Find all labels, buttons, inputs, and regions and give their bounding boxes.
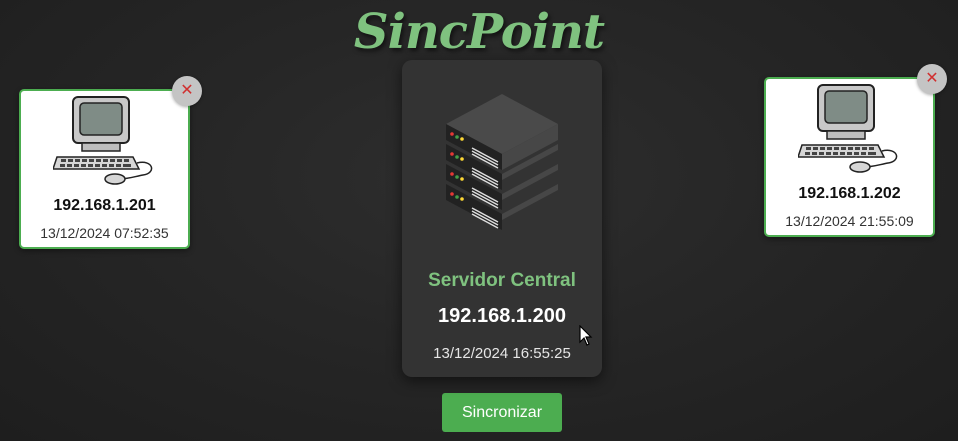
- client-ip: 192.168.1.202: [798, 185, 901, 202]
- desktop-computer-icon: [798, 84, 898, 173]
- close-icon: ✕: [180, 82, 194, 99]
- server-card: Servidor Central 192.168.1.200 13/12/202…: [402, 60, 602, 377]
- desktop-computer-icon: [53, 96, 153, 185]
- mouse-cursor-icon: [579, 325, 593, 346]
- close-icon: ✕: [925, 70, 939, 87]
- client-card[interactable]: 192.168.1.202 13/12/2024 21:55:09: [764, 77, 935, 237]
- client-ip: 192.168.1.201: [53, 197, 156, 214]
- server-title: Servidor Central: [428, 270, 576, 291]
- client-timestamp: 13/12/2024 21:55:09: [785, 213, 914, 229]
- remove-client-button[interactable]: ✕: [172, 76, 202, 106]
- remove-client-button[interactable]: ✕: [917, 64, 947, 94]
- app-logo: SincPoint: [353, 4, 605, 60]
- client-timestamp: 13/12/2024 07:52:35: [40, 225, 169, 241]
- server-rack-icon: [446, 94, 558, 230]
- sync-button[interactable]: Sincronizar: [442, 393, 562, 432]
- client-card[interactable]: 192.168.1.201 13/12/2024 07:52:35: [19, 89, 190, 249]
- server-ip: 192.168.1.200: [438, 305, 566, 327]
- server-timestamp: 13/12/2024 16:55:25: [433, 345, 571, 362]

_What you need to do_
Pick out each row above that contains the word "interactable", and copy every one of those rows in full.

_Result of this exercise_
- client-card[interactable]: 192.168.1.202 13/12/2024 21:55:09: [764, 77, 935, 237]
- remove-client-button[interactable]: ✕: [172, 76, 202, 106]
- remove-client-button[interactable]: ✕: [917, 64, 947, 94]
- sync-button[interactable]: Sincronizar: [442, 393, 562, 432]
- client-card[interactable]: 192.168.1.201 13/12/2024 07:52:35: [19, 89, 190, 249]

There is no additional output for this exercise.